-- BEGIN The records --

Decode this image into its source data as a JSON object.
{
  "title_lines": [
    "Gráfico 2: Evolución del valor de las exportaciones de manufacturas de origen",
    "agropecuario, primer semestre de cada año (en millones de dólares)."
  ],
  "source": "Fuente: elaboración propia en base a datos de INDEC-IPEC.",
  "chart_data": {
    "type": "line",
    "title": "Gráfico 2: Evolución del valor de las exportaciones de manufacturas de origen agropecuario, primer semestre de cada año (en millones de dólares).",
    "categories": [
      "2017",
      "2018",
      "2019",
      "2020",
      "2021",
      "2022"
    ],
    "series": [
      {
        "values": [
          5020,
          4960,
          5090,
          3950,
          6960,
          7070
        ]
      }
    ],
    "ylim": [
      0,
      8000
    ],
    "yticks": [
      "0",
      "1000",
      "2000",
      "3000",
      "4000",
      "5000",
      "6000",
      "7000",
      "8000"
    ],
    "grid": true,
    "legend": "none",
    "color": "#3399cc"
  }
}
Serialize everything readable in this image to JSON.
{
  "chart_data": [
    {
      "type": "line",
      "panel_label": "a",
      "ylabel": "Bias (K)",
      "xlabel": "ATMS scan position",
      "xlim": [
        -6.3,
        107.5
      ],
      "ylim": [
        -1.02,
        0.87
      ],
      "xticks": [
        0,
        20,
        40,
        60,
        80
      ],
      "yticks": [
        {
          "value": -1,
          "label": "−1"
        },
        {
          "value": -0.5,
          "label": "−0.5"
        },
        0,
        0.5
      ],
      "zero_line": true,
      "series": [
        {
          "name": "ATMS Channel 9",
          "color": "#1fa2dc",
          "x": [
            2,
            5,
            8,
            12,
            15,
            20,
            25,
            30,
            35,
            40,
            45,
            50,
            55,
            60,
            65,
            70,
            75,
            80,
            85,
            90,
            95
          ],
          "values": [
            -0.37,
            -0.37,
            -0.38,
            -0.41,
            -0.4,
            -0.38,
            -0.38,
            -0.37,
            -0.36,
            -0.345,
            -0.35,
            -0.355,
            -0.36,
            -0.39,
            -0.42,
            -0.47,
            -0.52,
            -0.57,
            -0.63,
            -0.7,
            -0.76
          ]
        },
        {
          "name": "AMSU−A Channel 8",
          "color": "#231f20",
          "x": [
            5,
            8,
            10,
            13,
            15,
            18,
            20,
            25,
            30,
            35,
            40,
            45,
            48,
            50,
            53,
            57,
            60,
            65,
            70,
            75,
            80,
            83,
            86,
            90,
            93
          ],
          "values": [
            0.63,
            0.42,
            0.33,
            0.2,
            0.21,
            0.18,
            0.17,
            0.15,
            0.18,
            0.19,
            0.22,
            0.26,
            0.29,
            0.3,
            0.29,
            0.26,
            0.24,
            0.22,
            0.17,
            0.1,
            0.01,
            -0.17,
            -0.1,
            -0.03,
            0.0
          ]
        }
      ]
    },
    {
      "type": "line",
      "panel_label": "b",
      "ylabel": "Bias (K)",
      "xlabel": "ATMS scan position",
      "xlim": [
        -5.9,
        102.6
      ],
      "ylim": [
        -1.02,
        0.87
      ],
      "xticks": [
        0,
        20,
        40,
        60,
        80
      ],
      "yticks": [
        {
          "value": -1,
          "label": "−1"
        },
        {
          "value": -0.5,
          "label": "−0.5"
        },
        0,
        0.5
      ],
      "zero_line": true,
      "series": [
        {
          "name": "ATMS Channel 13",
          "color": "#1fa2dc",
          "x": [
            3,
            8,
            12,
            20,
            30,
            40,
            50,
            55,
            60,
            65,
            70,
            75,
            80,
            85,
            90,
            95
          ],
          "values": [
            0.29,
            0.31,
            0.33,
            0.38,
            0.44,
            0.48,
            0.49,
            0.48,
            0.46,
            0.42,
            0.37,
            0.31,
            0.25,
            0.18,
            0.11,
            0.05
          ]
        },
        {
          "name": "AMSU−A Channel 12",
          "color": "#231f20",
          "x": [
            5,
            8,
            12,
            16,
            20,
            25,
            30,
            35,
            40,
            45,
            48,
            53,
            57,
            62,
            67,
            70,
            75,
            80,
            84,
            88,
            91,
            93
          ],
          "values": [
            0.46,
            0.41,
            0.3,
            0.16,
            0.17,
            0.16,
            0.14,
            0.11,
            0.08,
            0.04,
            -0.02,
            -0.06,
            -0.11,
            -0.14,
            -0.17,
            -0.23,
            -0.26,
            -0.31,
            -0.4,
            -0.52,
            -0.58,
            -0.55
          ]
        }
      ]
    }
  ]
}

-- END The records --

» Your goal: Using the listing above, say how many of its lines contain the string "primer", giving nothing but the figure.

» Correct answer: 2